» **What to work on**
Check every line of the data below for the string "tokens", and copy the ones that hold it.
□ □ □ □
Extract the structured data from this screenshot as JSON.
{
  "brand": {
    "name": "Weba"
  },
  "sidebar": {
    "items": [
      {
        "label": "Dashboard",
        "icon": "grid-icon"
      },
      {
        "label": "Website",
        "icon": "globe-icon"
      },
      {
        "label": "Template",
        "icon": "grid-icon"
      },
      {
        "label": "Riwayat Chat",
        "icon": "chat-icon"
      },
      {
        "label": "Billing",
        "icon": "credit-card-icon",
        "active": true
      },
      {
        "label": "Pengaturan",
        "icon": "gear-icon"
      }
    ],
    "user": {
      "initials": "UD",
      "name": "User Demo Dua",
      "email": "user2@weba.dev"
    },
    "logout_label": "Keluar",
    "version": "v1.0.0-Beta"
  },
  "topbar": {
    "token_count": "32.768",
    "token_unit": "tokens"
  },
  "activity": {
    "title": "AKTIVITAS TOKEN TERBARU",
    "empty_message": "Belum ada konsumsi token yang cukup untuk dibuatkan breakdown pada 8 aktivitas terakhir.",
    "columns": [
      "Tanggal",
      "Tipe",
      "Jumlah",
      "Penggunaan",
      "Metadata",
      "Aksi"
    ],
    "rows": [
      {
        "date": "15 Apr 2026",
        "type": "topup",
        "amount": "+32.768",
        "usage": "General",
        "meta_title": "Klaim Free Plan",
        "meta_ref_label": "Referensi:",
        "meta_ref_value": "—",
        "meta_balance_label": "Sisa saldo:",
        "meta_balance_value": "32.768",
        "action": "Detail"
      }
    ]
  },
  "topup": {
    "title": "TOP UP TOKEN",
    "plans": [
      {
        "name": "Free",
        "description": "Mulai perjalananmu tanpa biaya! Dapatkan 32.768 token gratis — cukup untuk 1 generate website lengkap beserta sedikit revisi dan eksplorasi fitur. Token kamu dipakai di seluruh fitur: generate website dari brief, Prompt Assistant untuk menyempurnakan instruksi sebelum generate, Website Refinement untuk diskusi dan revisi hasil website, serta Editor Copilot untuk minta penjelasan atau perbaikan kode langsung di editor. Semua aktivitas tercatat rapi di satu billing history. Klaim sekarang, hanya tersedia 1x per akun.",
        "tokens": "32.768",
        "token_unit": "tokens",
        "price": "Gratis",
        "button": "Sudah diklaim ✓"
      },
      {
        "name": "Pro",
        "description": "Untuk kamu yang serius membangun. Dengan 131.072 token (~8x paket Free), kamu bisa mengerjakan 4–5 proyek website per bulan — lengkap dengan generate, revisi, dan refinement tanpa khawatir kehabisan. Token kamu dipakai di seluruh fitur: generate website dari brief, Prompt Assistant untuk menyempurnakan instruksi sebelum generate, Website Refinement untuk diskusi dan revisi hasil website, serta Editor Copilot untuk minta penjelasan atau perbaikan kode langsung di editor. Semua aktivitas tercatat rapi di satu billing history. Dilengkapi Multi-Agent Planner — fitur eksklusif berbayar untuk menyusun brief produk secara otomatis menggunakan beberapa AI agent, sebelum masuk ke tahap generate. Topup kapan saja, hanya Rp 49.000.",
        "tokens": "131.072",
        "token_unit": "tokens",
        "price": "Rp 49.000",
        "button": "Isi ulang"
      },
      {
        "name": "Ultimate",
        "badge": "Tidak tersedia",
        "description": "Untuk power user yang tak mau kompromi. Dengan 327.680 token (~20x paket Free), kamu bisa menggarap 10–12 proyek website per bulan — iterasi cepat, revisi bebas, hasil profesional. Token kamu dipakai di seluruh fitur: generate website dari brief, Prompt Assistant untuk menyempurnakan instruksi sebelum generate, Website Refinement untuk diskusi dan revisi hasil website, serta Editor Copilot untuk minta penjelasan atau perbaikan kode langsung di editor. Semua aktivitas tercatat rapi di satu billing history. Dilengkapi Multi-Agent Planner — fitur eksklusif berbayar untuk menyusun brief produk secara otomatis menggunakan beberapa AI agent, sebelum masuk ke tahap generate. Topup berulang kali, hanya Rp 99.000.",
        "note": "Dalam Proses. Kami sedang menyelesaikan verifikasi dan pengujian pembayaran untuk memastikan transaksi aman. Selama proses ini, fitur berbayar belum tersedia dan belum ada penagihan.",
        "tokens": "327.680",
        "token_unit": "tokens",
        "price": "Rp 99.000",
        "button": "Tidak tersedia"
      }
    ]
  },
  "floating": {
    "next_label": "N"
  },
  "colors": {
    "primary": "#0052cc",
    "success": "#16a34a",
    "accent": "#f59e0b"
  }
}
□ □ □ □
» **Answer to the task**
    "token_unit": "tokens"
        "tokens": "32.768",
        "token_unit": "tokens",
        "tokens": "131.072",
        "token_unit": "tokens",
        "tokens": "327.680",
        "token_unit": "tokens",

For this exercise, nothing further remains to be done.